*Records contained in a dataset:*

=-=-=-=-=

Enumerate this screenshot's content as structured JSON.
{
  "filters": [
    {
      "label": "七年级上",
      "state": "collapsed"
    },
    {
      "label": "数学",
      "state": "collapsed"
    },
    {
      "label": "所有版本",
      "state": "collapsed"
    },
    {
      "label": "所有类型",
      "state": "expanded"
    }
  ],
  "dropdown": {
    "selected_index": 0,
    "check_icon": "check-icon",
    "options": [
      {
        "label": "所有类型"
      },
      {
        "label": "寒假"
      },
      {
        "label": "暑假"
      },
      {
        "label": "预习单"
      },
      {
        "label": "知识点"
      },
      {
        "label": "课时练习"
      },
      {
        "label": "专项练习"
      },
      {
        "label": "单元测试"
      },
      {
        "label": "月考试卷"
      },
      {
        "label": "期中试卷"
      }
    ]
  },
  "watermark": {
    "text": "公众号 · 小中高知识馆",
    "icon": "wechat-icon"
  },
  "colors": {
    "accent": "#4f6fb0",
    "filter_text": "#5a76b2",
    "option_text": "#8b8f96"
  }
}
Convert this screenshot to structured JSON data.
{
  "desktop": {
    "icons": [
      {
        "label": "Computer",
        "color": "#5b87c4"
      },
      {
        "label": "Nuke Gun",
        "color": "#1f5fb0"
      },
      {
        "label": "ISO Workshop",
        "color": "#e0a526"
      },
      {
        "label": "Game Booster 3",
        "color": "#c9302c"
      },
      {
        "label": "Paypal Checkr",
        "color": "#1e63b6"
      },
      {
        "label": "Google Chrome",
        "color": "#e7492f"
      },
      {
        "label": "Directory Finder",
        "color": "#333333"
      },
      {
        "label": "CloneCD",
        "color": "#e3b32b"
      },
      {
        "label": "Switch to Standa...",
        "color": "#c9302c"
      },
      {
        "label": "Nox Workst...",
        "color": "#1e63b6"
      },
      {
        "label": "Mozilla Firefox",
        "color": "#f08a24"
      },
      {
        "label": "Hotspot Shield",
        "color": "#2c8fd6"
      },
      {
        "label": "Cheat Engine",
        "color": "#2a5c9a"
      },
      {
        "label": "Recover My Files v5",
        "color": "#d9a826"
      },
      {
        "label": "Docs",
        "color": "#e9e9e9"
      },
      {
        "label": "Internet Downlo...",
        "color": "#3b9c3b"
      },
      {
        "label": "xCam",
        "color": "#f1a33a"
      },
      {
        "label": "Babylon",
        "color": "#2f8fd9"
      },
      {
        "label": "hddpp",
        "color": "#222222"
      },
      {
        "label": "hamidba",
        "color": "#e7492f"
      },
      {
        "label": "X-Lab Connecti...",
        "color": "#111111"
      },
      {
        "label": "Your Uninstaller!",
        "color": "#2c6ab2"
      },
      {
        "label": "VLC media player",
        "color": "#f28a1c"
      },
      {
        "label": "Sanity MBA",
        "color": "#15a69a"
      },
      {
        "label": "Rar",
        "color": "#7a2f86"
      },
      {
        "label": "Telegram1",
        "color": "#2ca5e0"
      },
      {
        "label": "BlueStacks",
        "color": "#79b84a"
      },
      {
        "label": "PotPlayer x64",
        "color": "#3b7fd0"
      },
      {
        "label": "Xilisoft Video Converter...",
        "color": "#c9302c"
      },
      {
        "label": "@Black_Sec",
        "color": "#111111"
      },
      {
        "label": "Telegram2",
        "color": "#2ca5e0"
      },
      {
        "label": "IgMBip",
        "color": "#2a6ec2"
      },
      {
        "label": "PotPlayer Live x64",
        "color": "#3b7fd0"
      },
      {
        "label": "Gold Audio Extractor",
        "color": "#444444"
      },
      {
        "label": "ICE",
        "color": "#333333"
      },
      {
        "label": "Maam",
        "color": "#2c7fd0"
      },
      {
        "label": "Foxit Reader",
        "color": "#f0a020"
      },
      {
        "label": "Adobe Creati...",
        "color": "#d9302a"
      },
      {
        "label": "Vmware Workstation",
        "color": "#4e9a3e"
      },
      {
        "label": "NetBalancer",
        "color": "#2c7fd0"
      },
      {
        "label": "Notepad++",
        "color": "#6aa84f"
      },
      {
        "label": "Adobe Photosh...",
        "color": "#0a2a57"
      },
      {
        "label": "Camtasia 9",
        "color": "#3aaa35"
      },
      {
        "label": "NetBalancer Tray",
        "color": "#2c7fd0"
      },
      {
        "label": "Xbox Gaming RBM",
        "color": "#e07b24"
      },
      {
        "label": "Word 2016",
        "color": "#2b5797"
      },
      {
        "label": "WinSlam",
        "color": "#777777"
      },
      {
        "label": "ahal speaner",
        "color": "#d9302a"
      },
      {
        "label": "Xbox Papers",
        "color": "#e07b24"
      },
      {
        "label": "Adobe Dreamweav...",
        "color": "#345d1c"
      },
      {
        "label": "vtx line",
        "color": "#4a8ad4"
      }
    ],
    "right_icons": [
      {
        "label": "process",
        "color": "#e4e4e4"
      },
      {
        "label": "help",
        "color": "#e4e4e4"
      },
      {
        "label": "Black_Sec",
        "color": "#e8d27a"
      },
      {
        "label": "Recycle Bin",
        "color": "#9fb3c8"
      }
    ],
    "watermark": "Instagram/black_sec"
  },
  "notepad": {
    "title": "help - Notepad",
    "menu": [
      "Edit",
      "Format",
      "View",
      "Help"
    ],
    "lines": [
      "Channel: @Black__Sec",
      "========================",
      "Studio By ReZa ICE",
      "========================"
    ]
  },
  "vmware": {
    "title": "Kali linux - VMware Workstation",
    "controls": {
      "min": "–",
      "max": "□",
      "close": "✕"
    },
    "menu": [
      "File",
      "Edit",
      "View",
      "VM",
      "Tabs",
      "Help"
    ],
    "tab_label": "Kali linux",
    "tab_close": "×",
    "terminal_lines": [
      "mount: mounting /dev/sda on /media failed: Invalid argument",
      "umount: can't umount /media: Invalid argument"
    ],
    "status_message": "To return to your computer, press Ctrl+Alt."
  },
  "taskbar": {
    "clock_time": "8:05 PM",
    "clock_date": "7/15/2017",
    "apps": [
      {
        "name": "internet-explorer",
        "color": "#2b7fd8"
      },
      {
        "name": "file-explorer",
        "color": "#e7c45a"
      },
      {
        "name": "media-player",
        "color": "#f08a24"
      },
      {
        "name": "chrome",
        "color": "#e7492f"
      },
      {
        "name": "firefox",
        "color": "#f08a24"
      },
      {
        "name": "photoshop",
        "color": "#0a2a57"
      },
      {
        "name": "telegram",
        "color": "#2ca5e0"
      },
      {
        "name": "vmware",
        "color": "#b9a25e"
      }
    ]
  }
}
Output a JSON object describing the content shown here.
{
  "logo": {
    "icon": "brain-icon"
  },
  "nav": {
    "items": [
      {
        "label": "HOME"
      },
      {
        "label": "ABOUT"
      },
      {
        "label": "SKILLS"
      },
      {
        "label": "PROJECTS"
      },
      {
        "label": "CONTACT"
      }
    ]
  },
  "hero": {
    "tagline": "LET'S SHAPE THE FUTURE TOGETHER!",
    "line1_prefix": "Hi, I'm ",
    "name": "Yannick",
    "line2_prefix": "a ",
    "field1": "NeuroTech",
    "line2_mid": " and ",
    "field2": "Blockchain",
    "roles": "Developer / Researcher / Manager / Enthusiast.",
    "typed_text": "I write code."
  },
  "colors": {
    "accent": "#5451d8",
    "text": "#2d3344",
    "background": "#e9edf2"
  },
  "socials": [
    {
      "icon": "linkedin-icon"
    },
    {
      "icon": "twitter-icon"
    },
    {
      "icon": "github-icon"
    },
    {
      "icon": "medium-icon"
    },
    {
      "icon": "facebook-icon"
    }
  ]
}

=-=-=-=-=

*WRITTEN TASK:*
Reproduce every line from the entries that holds the word "screenshot".

*THE ANSWER:*
Enumerate this screenshot's content as structured JSON.
Convert this screenshot to structured JSON data.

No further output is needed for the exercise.